Write out every entry exactly as it appears.
##### Entries
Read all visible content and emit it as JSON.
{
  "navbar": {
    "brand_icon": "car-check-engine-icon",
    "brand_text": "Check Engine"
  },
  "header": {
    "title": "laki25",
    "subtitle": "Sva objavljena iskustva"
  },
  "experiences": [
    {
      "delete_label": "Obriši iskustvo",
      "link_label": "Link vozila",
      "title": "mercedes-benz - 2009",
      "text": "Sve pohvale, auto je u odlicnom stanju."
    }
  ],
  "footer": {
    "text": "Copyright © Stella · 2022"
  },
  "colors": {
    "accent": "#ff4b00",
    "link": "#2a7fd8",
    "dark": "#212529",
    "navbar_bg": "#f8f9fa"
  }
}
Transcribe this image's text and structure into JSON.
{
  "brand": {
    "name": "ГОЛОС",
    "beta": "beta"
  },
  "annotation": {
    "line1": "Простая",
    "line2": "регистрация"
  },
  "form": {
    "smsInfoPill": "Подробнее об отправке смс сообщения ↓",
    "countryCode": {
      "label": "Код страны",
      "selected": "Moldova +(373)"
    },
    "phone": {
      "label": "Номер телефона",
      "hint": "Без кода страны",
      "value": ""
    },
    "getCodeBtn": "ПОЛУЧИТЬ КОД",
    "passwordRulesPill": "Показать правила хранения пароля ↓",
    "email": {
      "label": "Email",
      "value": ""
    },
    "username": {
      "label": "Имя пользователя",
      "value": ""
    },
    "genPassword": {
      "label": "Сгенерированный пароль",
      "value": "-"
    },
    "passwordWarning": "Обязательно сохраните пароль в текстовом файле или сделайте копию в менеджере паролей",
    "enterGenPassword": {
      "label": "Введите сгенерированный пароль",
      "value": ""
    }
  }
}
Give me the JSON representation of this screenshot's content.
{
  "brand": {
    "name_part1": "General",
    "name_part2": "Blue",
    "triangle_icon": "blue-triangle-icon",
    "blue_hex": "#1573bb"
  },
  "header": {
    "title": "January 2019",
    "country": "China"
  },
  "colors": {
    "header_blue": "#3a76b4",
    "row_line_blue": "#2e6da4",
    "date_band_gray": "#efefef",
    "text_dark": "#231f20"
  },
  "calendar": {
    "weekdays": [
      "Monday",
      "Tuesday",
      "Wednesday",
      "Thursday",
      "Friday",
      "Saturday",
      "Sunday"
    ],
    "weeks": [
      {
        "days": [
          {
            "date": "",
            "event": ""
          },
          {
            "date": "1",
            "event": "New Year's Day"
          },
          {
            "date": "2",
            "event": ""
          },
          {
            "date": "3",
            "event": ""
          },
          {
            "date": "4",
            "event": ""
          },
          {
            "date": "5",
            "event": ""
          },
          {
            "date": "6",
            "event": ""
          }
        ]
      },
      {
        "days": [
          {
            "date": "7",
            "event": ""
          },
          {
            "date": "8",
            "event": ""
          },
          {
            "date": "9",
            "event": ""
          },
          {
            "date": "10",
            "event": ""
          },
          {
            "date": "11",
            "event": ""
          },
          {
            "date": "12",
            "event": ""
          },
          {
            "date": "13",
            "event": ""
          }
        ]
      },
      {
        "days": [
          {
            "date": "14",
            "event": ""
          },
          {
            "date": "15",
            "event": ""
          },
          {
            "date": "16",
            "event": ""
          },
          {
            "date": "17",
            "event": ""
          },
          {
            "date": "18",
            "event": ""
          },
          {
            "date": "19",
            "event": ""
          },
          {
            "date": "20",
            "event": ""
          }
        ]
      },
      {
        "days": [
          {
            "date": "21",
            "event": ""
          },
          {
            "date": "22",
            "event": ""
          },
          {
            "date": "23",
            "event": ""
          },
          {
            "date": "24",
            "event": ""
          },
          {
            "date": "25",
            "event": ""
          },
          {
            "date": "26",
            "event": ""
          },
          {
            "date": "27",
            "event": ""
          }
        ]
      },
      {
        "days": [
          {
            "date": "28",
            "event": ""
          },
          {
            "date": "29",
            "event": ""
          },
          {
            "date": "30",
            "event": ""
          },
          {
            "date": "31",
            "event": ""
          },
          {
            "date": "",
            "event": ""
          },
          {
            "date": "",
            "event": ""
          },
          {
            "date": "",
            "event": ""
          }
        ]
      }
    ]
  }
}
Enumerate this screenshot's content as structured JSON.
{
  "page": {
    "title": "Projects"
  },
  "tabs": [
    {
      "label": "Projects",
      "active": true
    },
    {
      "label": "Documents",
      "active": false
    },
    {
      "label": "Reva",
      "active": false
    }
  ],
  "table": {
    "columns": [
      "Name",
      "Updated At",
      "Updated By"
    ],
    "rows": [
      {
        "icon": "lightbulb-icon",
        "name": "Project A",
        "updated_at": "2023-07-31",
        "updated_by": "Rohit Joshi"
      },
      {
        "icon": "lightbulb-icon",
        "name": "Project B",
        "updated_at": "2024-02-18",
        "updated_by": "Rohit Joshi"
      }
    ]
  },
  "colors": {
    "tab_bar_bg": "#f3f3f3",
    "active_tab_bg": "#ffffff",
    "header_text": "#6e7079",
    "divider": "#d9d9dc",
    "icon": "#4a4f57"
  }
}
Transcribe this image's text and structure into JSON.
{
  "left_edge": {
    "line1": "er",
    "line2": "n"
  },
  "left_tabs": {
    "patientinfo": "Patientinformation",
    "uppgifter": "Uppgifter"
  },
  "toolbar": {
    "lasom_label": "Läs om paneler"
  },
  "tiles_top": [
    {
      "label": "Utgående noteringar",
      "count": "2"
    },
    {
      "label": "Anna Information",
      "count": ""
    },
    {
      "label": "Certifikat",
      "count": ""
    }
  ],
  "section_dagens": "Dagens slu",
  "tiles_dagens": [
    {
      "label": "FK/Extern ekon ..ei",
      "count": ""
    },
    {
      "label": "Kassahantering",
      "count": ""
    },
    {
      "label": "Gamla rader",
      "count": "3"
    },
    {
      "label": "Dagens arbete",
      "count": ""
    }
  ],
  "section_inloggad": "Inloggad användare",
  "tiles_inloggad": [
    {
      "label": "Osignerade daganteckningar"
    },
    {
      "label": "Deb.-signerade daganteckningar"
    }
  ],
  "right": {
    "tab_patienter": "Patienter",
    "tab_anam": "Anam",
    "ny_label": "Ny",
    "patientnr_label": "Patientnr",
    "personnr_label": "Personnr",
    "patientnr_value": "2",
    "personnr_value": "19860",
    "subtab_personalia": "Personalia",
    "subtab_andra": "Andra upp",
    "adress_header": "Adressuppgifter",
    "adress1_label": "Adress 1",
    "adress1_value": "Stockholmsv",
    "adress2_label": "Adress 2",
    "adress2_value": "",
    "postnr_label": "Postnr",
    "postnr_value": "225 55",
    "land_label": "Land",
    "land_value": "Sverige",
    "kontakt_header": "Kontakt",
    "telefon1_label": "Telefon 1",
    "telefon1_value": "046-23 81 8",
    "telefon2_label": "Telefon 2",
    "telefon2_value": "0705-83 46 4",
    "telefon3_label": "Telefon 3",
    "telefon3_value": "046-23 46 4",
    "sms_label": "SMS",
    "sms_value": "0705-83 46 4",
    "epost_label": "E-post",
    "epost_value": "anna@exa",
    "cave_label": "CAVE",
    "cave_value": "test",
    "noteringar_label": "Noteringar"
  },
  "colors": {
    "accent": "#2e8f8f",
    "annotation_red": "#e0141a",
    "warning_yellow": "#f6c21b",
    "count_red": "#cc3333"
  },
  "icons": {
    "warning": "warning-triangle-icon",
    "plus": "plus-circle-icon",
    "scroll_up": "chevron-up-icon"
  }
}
##########
Answer to the problem>
Read all visible content and emit it as JSON.
{
  "navbar": {
    "brand_icon": "car-check-engine-icon",
    "brand_text": "Check Engine"
  },
  "header": {
    "title": "laki25",
    "subtitle": "Sva objavljena iskustva"
  },
  "experiences": [
    {
      "delete_label": "Obriši iskustvo",
      "link_label": "Link vozila",
      "title": "mercedes-benz - 2009",
      "text": "Sve pohvale, auto je u odlicnom stanju."
    }
  ],
  "footer": {
    "text": "Copyright © Stella · 2022"
  },
  "colors": {
    "accent": "#ff4b00",
    "link": "#2a7fd8",
    "dark": "#212529",
    "navbar_bg": "#f8f9fa"
  }
}
Transcribe this image's text and structure into JSON.
{
  "brand": {
    "name": "ГОЛОС",
    "beta": "beta"
  },
  "annotation": {
    "line1": "Простая",
    "line2": "регистрация"
  },
  "form": {
    "smsInfoPill": "Подробнее об отправке смс сообщения ↓",
    "countryCode": {
      "label": "Код страны",
      "selected": "Moldova +(373)"
    },
    "phone": {
      "label": "Номер телефона",
      "hint": "Без кода страны",
      "value": ""
    },
    "getCodeBtn": "ПОЛУЧИТЬ КОД",
    "passwordRulesPill": "Показать правила хранения пароля ↓",
    "email": {
      "label": "Email",
      "value": ""
    },
    "username": {
      "label": "Имя пользователя",
      "value": ""
    },
    "genPassword": {
      "label": "Сгенерированный пароль",
      "value": "-"
    },
    "passwordWarning": "Обязательно сохраните пароль в текстовом файле или сделайте копию в менеджере паролей",
    "enterGenPassword": {
      "label": "Введите сгенерированный пароль",
      "value": ""
    }
  }
}
Give me the JSON representation of this screenshot's content.
{
  "brand": {
    "name_part1": "General",
    "name_part2": "Blue",
    "triangle_icon": "blue-triangle-icon",
    "blue_hex": "#1573bb"
  },
  "header": {
    "title": "January 2019",
    "country": "China"
  },
  "colors": {
    "header_blue": "#3a76b4",
    "row_line_blue": "#2e6da4",
    "date_band_gray": "#efefef",
    "text_dark": "#231f20"
  },
  "calendar": {
    "weekdays": [
      "Monday",
      "Tuesday",
      "Wednesday",
      "Thursday",
      "Friday",
      "Saturday",
      "Sunday"
    ],
    "weeks": [
      {
        "days": [
          {
            "date": "",
            "event": ""
          },
          {
            "date": "1",
            "event": "New Year's Day"
          },
          {
            "date": "2",
            "event": ""
          },
          {
            "date": "3",
            "event": ""
          },
          {
            "date": "4",
            "event": ""
          },
          {
            "date": "5",
            "event": ""
          },
          {
            "date": "6",
            "event": ""
          }
        ]
      },
      {
        "days": [
          {
            "date": "7",
            "event": ""
          },
          {
            "date": "8",
            "event": ""
          },
          {
            "date": "9",
            "event": ""
          },
          {
            "date": "10",
            "event": ""
          },
          {
            "date": "11",
            "event": ""
          },
          {
            "date": "12",
            "event": ""
          },
          {
            "date": "13",
            "event": ""
          }
        ]
      },
      {
        "days": [
          {
            "date": "14",
            "event": ""
          },
          {
            "date": "15",
            "event": ""
          },
          {
            "date": "16",
            "event": ""
          },
          {
            "date": "17",
            "event": ""
          },
          {
            "date": "18",
            "event": ""
          },
          {
            "date": "19",
            "event": ""
          },
          {
            "date": "20",
            "event": ""
          }
        ]
      },
      {
        "days": [
          {
            "date": "21",
            "event": ""
          },
          {
            "date": "22",
            "event": ""
          },
          {
            "date": "23",
            "event": ""
          },
          {
            "date": "24",
            "event": ""
          },
          {
            "date": "25",
            "event": ""
          },
          {
            "date": "26",
            "event": ""
          },
          {
            "date": "27",
            "event": ""
          }
        ]
      },
      {
        "days": [
          {
            "date": "28",
            "event": ""
          },
          {
            "date": "29",
            "event": ""
          },
          {
            "date": "30",
            "event": ""
          },
          {
            "date": "31",
            "event": ""
          },
          {
            "date": "",
            "event": ""
          },
          {
            "date": "",
            "event": ""
          },
          {
            "date": "",
            "event": ""
          }
        ]
      }
    ]
  }
}
Enumerate this screenshot's content as structured JSON.
{
  "page": {
    "title": "Projects"
  },
  "tabs": [
    {
      "label": "Projects",
      "active": true
    },
    {
      "label": "Documents",
      "active": false
    },
    {
      "label": "Reva",
      "active": false
    }
  ],
  "table": {
    "columns": [
      "Name",
      "Updated At",
      "Updated By"
    ],
    "rows": [
      {
        "icon": "lightbulb-icon",
        "name": "Project A",
        "updated_at": "2023-07-31",
        "updated_by": "Rohit Joshi"
      },
      {
        "icon": "lightbulb-icon",
        "name": "Project B",
        "updated_at": "2024-02-18",
        "updated_by": "Rohit Joshi"
      }
    ]
  },
  "colors": {
    "tab_bar_bg": "#f3f3f3",
    "active_tab_bg": "#ffffff",
    "header_text": "#6e7079",
    "divider": "#d9d9dc",
    "icon": "#4a4f57"
  }
}
Transcribe this image's text and structure into JSON.
{
  "left_edge": {
    "line1": "er",
    "line2": "n"
  },
  "left_tabs": {
    "patientinfo": "Patientinformation",
    "uppgifter": "Uppgifter"
  },
  "toolbar": {
    "lasom_label": "Läs om paneler"
  },
  "tiles_top": [
    {
      "label": "Utgående noteringar",
      "count": "2"
    },
    {
      "label": "Anna Information",
      "count": ""
    },
    {
      "label": "Certifikat",
      "count": ""
    }
  ],
  "section_dagens": "Dagens slu",
  "tiles_dagens": [
    {
      "label": "FK/Extern ekon ..ei",
      "count": ""
    },
    {
      "label": "Kassahantering",
      "count": ""
    },
    {
      "label": "Gamla rader",
      "count": "3"
    },
    {
      "label": "Dagens arbete",
      "count": ""
    }
  ],
  "section_inloggad": "Inloggad användare",
  "tiles_inloggad": [
    {
      "label": "Osignerade daganteckningar"
    },
    {
      "label": "Deb.-signerade daganteckningar"
    }
  ],
  "right": {
    "tab_patienter": "Patienter",
    "tab_anam": "Anam",
    "ny_label": "Ny",
    "patientnr_label": "Patientnr",
    "personnr_label": "Personnr",
    "patientnr_value": "2",
    "personnr_value": "19860",
    "subtab_personalia": "Personalia",
    "subtab_andra": "Andra upp",
    "adress_header": "Adressuppgifter",
    "adress1_label": "Adress 1",
    "adress1_value": "Stockholmsv",
    "adress2_label": "Adress 2",
    "adress2_value": "",
    "postnr_label": "Postnr",
    "postnr_value": "225 55",
    "land_label": "Land",
    "land_value": "Sverige",
    "kontakt_header": "Kontakt",
    "telefon1_label": "Telefon 1",
    "telefon1_value": "046-23 81 8",
    "telefon2_label": "Telefon 2",
    "telefon2_value": "0705-83 46 4",
    "telefon3_label": "Telefon 3",
    "telefon3_value": "046-23 46 4",
    "sms_label": "SMS",
    "sms_value": "0705-83 46 4",
    "epost_label": "E-post",
    "epost_value": "anna@exa",
    "cave_label": "CAVE",
    "cave_value": "test",
    "noteringar_label": "Noteringar"
  },
  "colors": {
    "accent": "#2e8f8f",
    "annotation_red": "#e0141a",
    "warning_yellow": "#f6c21b",
    "count_red": "#cc3333"
  },
  "icons": {
    "warning": "warning-triangle-icon",
    "plus": "plus-circle-icon",
    "scroll_up": "chevron-up-icon"
  }
}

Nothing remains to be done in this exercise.